§ **Job**:
Copy every line with the string "camera" in it.

(Extracted data entries)

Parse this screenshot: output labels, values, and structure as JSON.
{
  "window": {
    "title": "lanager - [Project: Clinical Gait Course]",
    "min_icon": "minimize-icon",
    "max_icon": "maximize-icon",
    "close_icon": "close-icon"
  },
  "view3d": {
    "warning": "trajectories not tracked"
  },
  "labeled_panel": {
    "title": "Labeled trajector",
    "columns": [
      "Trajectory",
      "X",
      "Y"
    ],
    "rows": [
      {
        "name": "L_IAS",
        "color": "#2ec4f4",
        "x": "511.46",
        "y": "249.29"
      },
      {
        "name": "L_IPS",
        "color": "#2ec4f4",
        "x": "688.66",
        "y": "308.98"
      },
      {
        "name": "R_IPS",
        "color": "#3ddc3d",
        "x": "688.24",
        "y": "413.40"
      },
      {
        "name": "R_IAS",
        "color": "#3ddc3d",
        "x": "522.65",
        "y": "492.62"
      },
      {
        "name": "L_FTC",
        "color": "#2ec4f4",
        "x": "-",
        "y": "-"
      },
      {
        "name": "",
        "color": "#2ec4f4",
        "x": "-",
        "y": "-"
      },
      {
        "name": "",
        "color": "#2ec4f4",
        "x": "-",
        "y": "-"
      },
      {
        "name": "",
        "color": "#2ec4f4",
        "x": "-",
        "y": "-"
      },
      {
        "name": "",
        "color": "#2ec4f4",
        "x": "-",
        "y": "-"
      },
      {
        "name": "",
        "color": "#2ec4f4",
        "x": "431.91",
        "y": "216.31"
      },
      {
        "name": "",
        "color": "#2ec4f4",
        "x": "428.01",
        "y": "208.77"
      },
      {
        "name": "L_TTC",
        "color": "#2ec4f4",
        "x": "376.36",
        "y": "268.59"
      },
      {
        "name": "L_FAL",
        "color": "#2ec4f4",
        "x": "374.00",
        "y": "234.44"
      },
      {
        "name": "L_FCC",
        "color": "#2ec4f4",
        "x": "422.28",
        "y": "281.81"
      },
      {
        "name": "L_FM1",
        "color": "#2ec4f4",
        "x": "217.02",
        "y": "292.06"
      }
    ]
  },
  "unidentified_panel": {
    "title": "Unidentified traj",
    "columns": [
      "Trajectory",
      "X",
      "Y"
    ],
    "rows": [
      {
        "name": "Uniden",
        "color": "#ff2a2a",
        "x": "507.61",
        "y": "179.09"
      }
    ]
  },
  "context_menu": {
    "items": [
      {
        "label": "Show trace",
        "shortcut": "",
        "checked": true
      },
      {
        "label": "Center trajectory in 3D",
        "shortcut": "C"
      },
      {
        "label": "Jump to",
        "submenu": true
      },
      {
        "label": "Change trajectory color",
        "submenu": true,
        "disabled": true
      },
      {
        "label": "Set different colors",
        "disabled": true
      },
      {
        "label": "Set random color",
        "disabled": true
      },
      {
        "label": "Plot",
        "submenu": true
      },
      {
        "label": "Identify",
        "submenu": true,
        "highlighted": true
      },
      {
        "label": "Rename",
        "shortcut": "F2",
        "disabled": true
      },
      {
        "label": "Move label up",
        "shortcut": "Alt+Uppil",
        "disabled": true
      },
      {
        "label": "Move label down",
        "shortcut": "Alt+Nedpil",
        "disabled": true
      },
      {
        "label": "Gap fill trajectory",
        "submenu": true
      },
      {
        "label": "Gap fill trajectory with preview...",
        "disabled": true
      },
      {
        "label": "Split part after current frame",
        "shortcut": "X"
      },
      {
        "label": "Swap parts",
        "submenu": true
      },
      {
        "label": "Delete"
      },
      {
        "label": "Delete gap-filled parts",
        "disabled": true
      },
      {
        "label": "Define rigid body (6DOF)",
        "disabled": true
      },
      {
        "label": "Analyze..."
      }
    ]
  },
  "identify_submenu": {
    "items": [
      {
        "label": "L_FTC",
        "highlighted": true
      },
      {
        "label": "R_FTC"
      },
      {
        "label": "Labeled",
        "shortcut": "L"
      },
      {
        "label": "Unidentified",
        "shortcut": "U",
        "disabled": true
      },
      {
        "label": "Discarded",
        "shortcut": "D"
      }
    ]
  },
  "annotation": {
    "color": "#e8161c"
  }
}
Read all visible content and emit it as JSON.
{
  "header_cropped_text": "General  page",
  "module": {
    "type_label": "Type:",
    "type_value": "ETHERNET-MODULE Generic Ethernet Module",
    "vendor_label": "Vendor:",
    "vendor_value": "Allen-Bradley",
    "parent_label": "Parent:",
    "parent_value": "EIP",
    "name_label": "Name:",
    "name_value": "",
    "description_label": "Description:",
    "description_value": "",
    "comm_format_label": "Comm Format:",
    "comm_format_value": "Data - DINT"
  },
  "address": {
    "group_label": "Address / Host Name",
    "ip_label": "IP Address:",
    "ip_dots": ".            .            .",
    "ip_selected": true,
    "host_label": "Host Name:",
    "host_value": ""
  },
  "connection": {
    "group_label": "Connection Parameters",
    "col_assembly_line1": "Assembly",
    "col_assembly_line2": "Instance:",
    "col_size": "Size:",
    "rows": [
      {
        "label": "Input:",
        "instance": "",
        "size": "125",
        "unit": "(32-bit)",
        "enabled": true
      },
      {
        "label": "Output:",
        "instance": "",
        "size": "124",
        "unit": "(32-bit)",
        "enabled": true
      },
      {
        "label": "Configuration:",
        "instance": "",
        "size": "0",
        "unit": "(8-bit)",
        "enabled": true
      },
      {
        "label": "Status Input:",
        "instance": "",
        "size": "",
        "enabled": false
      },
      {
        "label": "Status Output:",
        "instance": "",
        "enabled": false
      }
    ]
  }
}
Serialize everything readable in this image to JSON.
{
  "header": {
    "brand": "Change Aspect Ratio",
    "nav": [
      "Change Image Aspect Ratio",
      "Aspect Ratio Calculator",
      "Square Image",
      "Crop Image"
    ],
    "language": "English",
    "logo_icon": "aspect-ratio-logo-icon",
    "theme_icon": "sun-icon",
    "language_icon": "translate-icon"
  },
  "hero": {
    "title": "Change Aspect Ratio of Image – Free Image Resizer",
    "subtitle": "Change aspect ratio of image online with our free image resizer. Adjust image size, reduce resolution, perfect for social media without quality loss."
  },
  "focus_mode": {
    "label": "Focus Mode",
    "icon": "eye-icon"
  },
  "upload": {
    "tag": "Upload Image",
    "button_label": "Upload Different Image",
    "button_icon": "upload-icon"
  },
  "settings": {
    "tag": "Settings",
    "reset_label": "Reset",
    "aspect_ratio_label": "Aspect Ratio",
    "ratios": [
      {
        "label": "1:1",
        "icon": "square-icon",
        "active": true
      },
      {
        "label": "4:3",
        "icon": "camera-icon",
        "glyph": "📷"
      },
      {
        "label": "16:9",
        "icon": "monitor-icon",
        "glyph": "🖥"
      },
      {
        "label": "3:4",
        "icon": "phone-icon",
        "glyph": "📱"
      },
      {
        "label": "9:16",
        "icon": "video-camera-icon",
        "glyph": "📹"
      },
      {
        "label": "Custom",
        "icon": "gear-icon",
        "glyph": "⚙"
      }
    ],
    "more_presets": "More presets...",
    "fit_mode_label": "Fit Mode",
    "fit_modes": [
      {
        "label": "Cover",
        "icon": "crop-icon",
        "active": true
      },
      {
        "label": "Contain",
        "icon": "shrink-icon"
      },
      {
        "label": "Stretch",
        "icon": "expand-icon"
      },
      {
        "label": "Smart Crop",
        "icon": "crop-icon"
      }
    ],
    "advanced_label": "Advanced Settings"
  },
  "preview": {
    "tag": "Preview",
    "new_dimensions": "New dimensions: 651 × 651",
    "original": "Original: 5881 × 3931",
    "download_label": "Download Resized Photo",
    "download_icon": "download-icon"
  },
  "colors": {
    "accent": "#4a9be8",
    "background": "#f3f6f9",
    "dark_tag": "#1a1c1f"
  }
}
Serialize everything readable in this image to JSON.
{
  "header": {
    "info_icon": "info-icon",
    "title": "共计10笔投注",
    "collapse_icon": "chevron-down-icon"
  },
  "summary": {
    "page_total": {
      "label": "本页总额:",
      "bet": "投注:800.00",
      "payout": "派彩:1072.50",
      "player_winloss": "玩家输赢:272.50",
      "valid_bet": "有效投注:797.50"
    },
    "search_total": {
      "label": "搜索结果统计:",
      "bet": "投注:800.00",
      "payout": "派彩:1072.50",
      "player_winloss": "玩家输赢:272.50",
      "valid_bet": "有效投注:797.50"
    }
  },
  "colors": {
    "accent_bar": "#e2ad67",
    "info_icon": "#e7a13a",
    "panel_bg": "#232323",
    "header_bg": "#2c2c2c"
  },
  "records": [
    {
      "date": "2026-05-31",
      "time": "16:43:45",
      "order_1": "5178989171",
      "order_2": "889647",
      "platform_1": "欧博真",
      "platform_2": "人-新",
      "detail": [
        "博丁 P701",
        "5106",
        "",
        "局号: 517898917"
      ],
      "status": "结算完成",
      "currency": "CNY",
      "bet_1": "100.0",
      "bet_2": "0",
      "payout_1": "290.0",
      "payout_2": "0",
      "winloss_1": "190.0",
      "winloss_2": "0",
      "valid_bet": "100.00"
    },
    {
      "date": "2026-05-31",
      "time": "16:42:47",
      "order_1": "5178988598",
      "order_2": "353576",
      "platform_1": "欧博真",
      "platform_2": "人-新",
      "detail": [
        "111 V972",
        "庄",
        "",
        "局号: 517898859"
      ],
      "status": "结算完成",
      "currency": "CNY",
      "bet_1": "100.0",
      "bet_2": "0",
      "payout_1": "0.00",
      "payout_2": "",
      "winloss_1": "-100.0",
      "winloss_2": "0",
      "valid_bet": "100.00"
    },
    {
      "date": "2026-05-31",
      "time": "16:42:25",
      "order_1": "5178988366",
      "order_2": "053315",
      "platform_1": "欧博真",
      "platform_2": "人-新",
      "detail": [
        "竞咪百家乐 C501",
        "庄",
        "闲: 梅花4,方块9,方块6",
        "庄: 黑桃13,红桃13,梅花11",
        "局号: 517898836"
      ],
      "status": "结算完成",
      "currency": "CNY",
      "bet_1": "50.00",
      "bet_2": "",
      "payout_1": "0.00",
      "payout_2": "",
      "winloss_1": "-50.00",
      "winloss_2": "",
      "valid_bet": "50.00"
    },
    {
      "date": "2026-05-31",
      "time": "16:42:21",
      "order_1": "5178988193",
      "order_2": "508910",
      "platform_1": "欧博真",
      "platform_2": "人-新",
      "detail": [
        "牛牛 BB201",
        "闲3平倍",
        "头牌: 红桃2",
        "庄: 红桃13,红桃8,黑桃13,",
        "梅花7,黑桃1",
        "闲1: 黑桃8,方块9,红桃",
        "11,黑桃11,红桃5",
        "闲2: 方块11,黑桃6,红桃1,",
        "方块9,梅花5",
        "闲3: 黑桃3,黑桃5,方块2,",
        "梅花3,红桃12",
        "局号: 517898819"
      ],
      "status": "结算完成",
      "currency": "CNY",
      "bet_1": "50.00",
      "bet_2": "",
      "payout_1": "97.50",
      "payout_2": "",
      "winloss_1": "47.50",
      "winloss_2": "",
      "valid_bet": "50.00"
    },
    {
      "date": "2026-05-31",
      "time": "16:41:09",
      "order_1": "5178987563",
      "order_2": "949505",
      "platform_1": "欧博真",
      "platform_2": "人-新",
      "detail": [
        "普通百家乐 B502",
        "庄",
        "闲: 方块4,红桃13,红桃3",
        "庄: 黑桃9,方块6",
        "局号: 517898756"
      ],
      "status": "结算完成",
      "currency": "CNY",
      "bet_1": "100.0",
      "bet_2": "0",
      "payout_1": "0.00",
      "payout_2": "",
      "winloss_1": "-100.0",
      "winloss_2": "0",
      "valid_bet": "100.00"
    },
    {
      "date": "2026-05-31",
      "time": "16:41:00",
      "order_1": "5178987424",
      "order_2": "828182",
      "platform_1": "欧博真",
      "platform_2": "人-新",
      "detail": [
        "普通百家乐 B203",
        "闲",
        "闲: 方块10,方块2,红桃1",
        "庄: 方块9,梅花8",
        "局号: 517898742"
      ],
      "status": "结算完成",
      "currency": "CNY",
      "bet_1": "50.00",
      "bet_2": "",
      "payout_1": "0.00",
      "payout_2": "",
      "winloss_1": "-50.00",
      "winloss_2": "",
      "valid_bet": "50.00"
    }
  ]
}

§ **Written answer**:
        "icon": "camera-icon",
        "icon": "video-camera-icon",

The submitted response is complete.